THE PROBLEM —
Records follow. Copy every line with "Distance".
BEGIN SUPPLIED DATA
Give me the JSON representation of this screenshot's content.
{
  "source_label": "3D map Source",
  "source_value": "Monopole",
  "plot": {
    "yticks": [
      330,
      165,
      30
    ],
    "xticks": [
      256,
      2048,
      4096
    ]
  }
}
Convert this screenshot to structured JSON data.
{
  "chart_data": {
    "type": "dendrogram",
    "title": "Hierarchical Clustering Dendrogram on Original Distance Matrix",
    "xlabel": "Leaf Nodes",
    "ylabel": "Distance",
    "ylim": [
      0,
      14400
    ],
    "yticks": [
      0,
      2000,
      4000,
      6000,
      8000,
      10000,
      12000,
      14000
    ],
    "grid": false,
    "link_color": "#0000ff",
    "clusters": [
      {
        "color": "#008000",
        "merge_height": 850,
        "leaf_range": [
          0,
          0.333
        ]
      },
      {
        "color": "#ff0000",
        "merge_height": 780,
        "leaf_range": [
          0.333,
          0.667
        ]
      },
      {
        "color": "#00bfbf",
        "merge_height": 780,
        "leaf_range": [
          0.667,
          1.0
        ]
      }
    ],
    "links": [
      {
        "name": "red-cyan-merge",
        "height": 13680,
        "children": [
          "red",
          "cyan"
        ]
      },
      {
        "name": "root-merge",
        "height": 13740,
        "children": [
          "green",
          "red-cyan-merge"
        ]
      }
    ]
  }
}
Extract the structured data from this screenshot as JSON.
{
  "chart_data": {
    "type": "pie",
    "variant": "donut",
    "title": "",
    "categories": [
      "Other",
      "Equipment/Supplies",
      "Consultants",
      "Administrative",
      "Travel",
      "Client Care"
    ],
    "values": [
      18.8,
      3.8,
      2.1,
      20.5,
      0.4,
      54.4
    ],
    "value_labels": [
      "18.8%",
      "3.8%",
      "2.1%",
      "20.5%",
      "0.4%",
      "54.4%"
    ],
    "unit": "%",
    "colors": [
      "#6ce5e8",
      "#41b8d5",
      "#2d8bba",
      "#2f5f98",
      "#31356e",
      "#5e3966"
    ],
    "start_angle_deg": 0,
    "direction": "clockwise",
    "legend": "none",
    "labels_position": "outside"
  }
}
END SUPPLIED DATA
THE ANSWER —
    "title": "Hierarchical Clustering Dendrogram on Original Distance Matrix",
    "ylabel": "Distance",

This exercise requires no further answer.